Saved entries:
————————

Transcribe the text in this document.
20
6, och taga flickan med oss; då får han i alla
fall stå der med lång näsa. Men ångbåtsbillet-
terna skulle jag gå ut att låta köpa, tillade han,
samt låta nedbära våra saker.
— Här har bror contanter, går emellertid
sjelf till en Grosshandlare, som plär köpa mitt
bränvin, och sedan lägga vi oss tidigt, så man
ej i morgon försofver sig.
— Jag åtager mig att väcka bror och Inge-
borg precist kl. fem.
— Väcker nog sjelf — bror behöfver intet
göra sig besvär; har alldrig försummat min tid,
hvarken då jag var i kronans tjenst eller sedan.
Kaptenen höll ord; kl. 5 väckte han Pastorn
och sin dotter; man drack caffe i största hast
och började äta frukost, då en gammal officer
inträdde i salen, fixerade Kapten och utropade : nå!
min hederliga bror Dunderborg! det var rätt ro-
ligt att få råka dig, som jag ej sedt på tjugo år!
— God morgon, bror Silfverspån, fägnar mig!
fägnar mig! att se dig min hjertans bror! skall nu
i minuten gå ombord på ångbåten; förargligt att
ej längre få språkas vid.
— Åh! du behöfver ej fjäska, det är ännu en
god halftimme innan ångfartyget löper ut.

————————

### GIVEN REQUEST
Write out every record shown above, word for word.

### FINAL ANSWER
Transcribe the text in this document.
20
6, och taga flickan med oss; då får han i alla
fall stå der med lång näsa. Men ångbåtsbillet-
terna skulle jag gå ut att låta köpa, tillade han,
samt låta nedbära våra saker.
— Här har bror contanter, går emellertid
sjelf till en Grosshandlare, som plär köpa mitt
bränvin, och sedan lägga vi oss tidigt, så man
ej i morgon försofver sig.
— Jag åtager mig att väcka bror och Inge-
borg precist kl. fem.
— Väcker nog sjelf — bror behöfver intet
göra sig besvär; har alldrig försummat min tid,
hvarken då jag var i kronans tjenst eller sedan.
Kaptenen höll ord; kl. 5 väckte han Pastorn
och sin dotter; man drack caffe i största hast
och började äta frukost, då en gammal officer
inträdde i salen, fixerade Kapten och utropade : nå!
min hederliga bror Dunderborg! det var rätt ro-
ligt att få råka dig, som jag ej sedt på tjugo år!
— God morgon, bror Silfverspån, fägnar mig!
fägnar mig! att se dig min hjertans bror! skall nu
i minuten gå ombord på ångbåten; förargligt att
ej längre få språkas vid.
— Åh! du behöfver ej fjäska, det är ännu en
god halftimme innan ångfartyget löper ut.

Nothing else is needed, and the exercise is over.